- _TASK_: Output every entry exactly as written, but omit the pictures.

- _INPUT_:
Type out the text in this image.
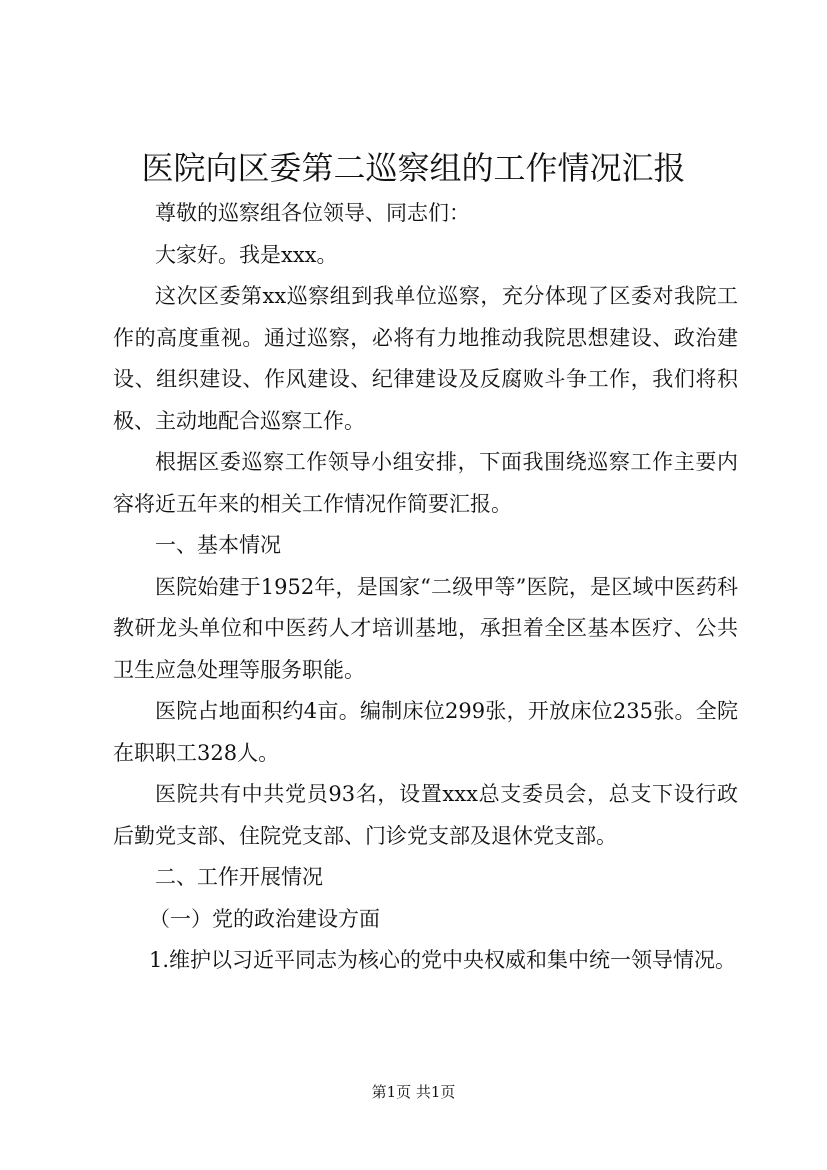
医院向区委第二巡察组的工作情况汇报

尊敬的巡察组各位领导、同志们：

大家好。我是xxx。

这次区委第xx巡察组到我单位巡察，充分体现了区委对我院工作的高度重视。通过巡察，必将有力地推动我院思想建设、政治建设、组织建设、作风建设、纪律建设及反腐败斗争工作，我们将积极、主动地配合巡察工作。

根据区委巡察工作领导小组安排，下面我围绕巡察工作主要内容将近五年来的相关工作情况作简要汇报。

一、基本情况

医院始建于1952年，是国家“二级甲等”医院，是区域中医药科教研龙头单位和中医药人才培训基地，承担着全区基本医疗、公共卫生应急处理等服务职能。

医院占地面积约4亩。编制床位299张，开放床位235张。全院在职职工328人。

医院共有中共党员93名，设置xxx总支委员会，总支下设行政后勤党支部、住院党支部、门诊党支部及退休党支部。

二、工作开展情况

（一）党的政治建设方面

1.维护以习近平同志为核心的党中央权威和集中统一领导情况。

第1页 共1页
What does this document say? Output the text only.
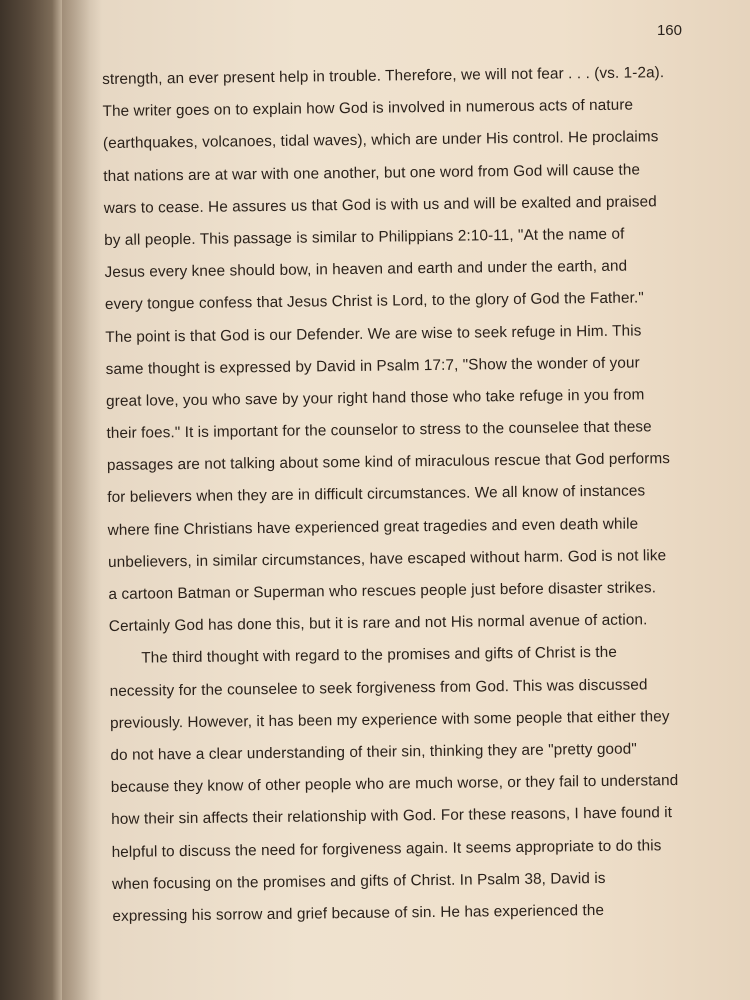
160
strength, an ever present help in trouble. Therefore, we will not fear . . . (vs. 1-2a).
The writer goes on to explain how God is involved in numerous acts of nature
(earthquakes, volcanoes, tidal waves), which are under His control. He proclaims
that nations are at war with one another, but one word from God will cause the
wars to cease. He assures us that God is with us and will be exalted and praised
by all people. This passage is similar to Philippians 2:10-11, "At the name of
Jesus every knee should bow, in heaven and earth and under the earth, and
every tongue confess that Jesus Christ is Lord, to the glory of God the Father."
The point is that God is our Defender. We are wise to seek refuge in Him. This
same thought is expressed by David in Psalm 17:7, "Show the wonder of your
great love, you who save by your right hand those who take refuge in you from
their foes." It is important for the counselor to stress to the counselee that these
passages are not talking about some kind of miraculous rescue that God performs
for believers when they are in difficult circumstances. We all know of instances
where fine Christians have experienced great tragedies and even death while
unbelievers, in similar circumstances, have escaped without harm. God is not like
a cartoon Batman or Superman who rescues people just before disaster strikes.
Certainly God has done this, but it is rare and not His normal avenue of action.
The third thought with regard to the promises and gifts of Christ is the
necessity for the counselee to seek forgiveness from God. This was discussed
previously. However, it has been my experience with some people that either they
do not have a clear understanding of their sin, thinking they are "pretty good"
because they know of other people who are much worse, or they fail to understand
how their sin affects their relationship with God. For these reasons, I have found it
helpful to discuss the need for forgiveness again. It seems appropriate to do this
when focusing on the promises and gifts of Christ. In Psalm 38, David is
expressing his sorrow and grief because of sin. He has experienced the
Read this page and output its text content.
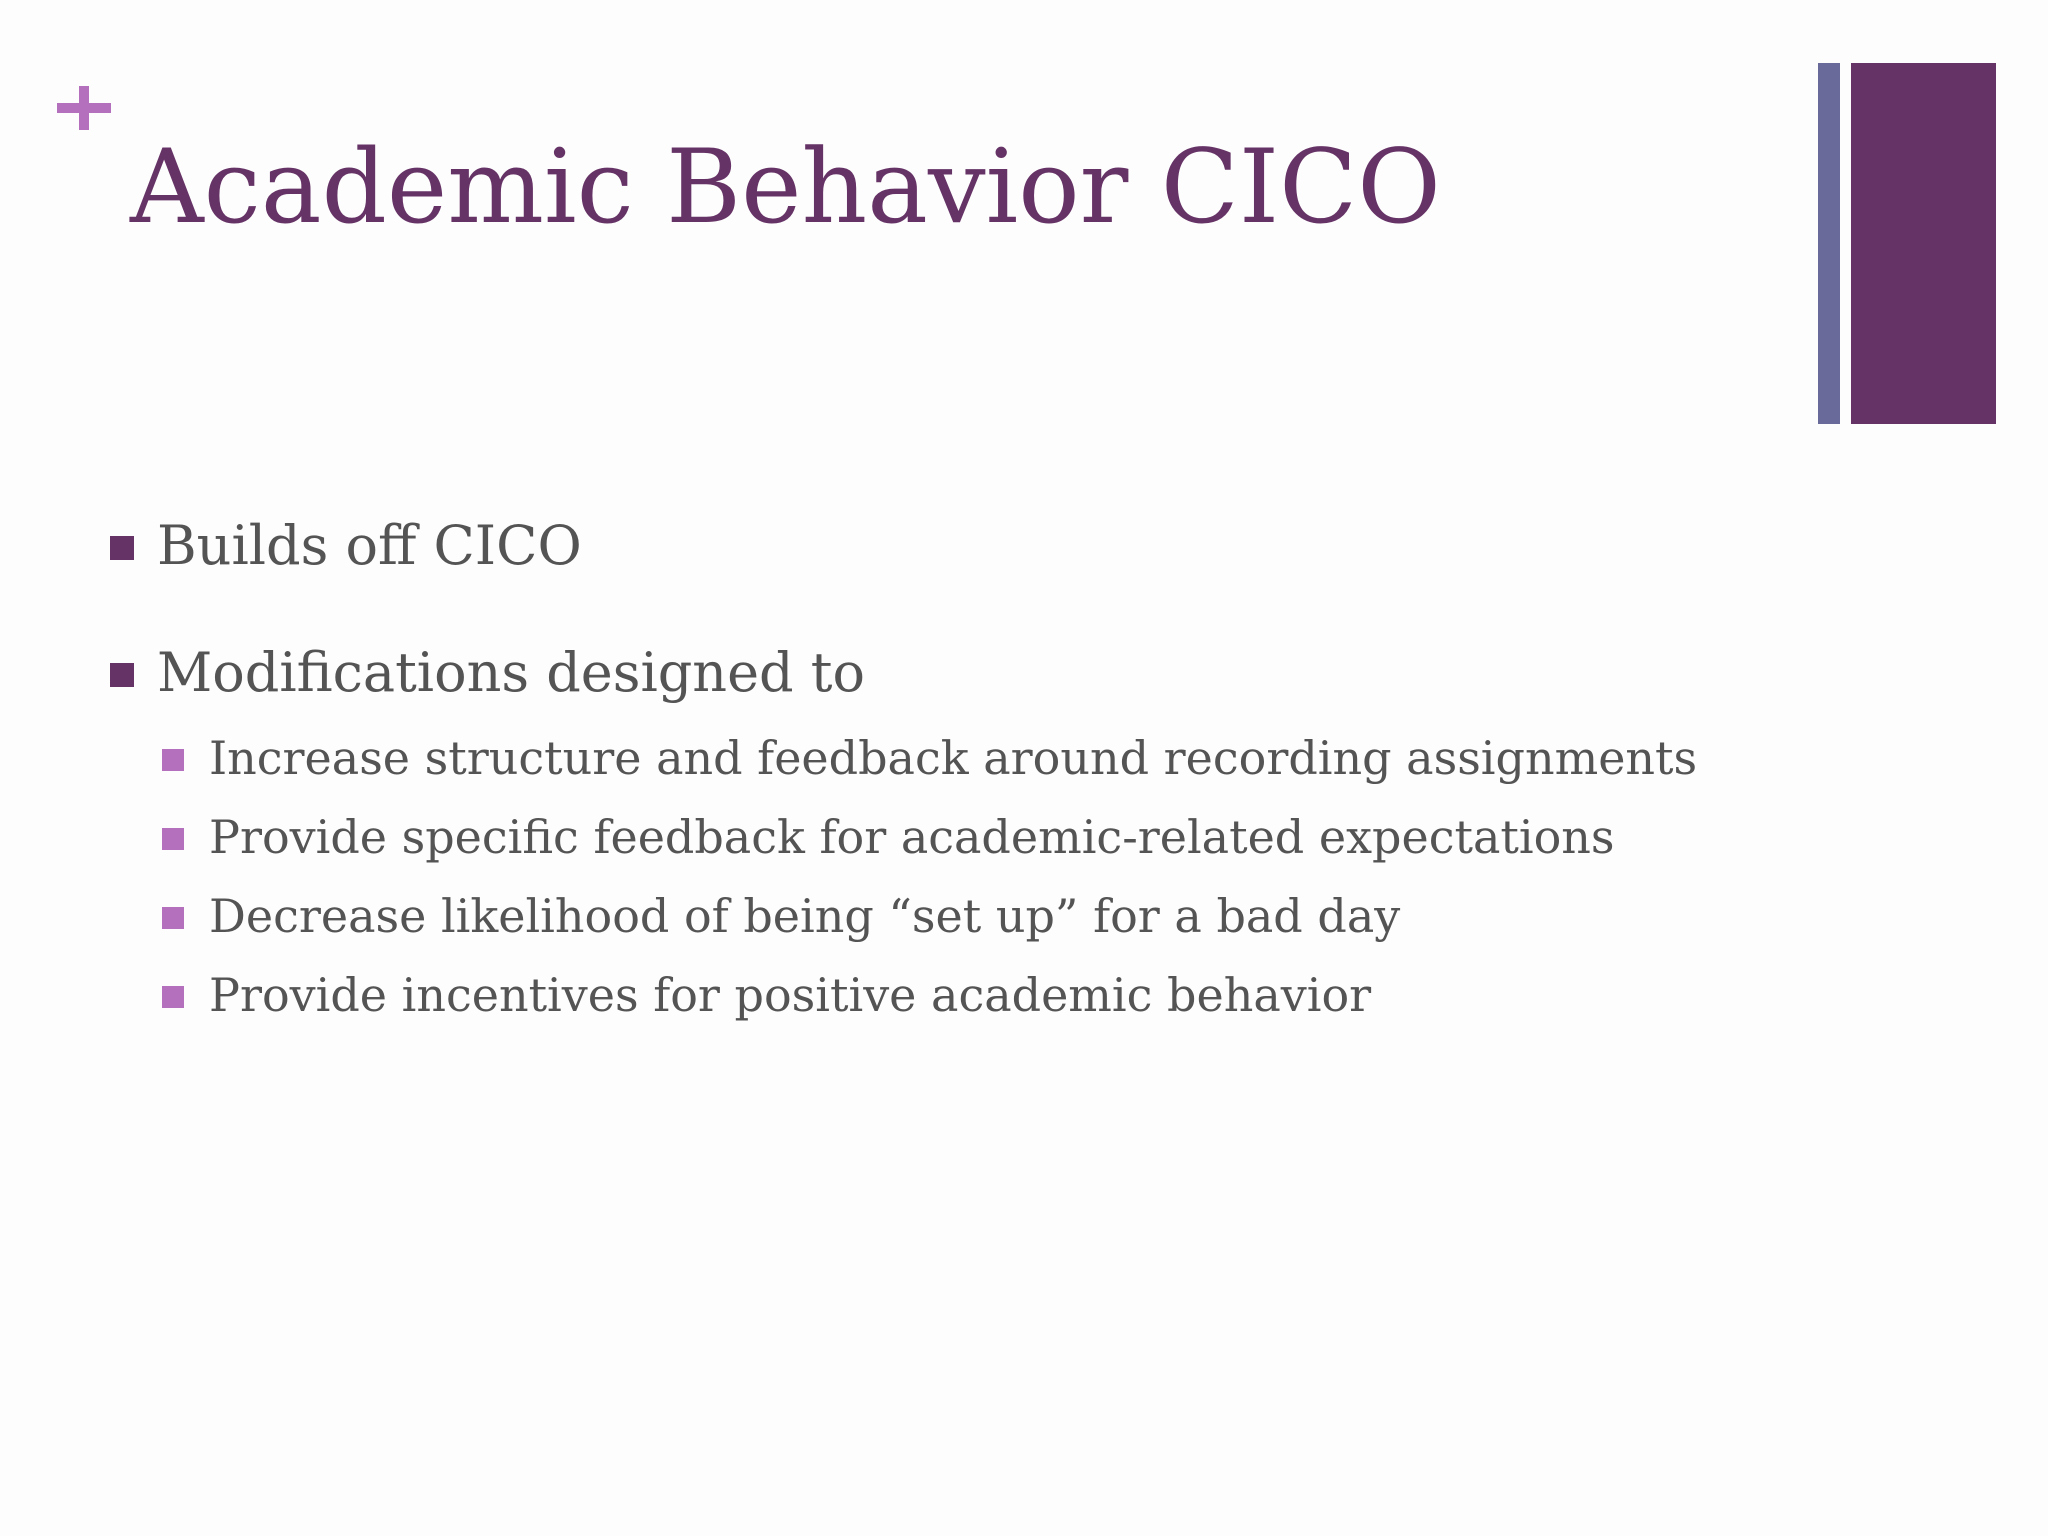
Academic Behavior CICO
Builds off CICO
Modifications designed to
Increase structure and feedback around recording assignments
Provide specific feedback for academic-related expectations
Decrease likelihood of being “set up” for a bad day
Provide incentives for positive academic behavior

- _REPLY TO THE EXERCISE_:
Type out the text in this image.
医院向区委第二巡察组的工作情况汇报

尊敬的巡察组各位领导、同志们：

大家好。我是xxx。

这次区委第xx巡察组到我单位巡察，充分体现了区委对我院工作的高度重视。通过巡察，必将有力地推动我院思想建设、政治建设、组织建设、作风建设、纪律建设及反腐败斗争工作，我们将积极、主动地配合巡察工作。

根据区委巡察工作领导小组安排，下面我围绕巡察工作主要内容将近五年来的相关工作情况作简要汇报。

一、基本情况

医院始建于1952年，是国家“二级甲等”医院，是区域中医药科教研龙头单位和中医药人才培训基地，承担着全区基本医疗、公共卫生应急处理等服务职能。

医院占地面积约4亩。编制床位299张，开放床位235张。全院在职职工328人。

医院共有中共党员93名，设置xxx总支委员会，总支下设行政后勤党支部、住院党支部、门诊党支部及退休党支部。

二、工作开展情况

（一）党的政治建设方面

1.维护以习近平同志为核心的党中央权威和集中统一领导情况。

第1页 共1页
What does this document say? Output the text only.
160
strength, an ever present help in trouble. Therefore, we will not fear . . . (vs. 1-2a).
The writer goes on to explain how God is involved in numerous acts of nature
(earthquakes, volcanoes, tidal waves), which are under His control. He proclaims
that nations are at war with one another, but one word from God will cause the
wars to cease. He assures us that God is with us and will be exalted and praised
by all people. This passage is similar to Philippians 2:10-11, "At the name of
Jesus every knee should bow, in heaven and earth and under the earth, and
every tongue confess that Jesus Christ is Lord, to the glory of God the Father."
The point is that God is our Defender. We are wise to seek refuge in Him. This
same thought is expressed by David in Psalm 17:7, "Show the wonder of your
great love, you who save by your right hand those who take refuge in you from
their foes." It is important for the counselor to stress to the counselee that these
passages are not talking about some kind of miraculous rescue that God performs
for believers when they are in difficult circumstances. We all know of instances
where fine Christians have experienced great tragedies and even death while
unbelievers, in similar circumstances, have escaped without harm. God is not like
a cartoon Batman or Superman who rescues people just before disaster strikes.
Certainly God has done this, but it is rare and not His normal avenue of action.
The third thought with regard to the promises and gifts of Christ is the
necessity for the counselee to seek forgiveness from God. This was discussed
previously. However, it has been my experience with some people that either they
do not have a clear understanding of their sin, thinking they are "pretty good"
because they know of other people who are much worse, or they fail to understand
how their sin affects their relationship with God. For these reasons, I have found it
helpful to discuss the need for forgiveness again. It seems appropriate to do this
when focusing on the promises and gifts of Christ. In Psalm 38, David is
expressing his sorrow and grief because of sin. He has experienced the
Read this page and output its text content.
Academic Behavior CICO
Builds off CICO
Modifications designed to
Increase structure and feedback around recording assignments
Provide specific feedback for academic-related expectations
Decrease likelihood of being “set up” for a bad day
Provide incentives for positive academic behavior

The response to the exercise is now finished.